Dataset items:
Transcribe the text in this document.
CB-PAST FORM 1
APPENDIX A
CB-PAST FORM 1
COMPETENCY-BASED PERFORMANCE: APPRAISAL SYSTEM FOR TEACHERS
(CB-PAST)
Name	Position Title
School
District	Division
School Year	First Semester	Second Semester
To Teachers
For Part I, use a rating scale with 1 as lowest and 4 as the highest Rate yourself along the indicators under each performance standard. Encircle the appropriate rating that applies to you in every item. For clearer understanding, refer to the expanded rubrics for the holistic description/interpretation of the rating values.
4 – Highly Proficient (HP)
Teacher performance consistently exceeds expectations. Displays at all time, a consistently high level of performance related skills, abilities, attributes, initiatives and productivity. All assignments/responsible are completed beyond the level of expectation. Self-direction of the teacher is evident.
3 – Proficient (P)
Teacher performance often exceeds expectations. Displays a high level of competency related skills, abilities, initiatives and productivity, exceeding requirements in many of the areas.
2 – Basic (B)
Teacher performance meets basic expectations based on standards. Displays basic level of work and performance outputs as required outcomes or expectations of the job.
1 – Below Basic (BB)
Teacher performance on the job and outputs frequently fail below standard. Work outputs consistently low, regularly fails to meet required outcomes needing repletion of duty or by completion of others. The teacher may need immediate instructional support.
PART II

> [What you should do] Make an exact copy of the listing, including every line.

> [Problem solution]
Transcribe the text in this document.
CB-PAST FORM 1
APPENDIX A
CB-PAST FORM 1
COMPETENCY-BASED PERFORMANCE: APPRAISAL SYSTEM FOR TEACHERS
(CB-PAST)
Name	Position Title
School
District	Division
School Year	First Semester	Second Semester
To Teachers
For Part I, use a rating scale with 1 as lowest and 4 as the highest Rate yourself along the indicators under each performance standard. Encircle the appropriate rating that applies to you in every item. For clearer understanding, refer to the expanded rubrics for the holistic description/interpretation of the rating values.
4 – Highly Proficient (HP)
Teacher performance consistently exceeds expectations. Displays at all time, a consistently high level of performance related skills, abilities, attributes, initiatives and productivity. All assignments/responsible are completed beyond the level of expectation. Self-direction of the teacher is evident.
3 – Proficient (P)
Teacher performance often exceeds expectations. Displays a high level of competency related skills, abilities, initiatives and productivity, exceeding requirements in many of the areas.
2 – Basic (B)
Teacher performance meets basic expectations based on standards. Displays basic level of work and performance outputs as required outcomes or expectations of the job.
1 – Below Basic (BB)
Teacher performance on the job and outputs frequently fail below standard. Work outputs consistently low, regularly fails to meet required outcomes needing repletion of duty or by completion of others. The teacher may need immediate instructional support.
PART II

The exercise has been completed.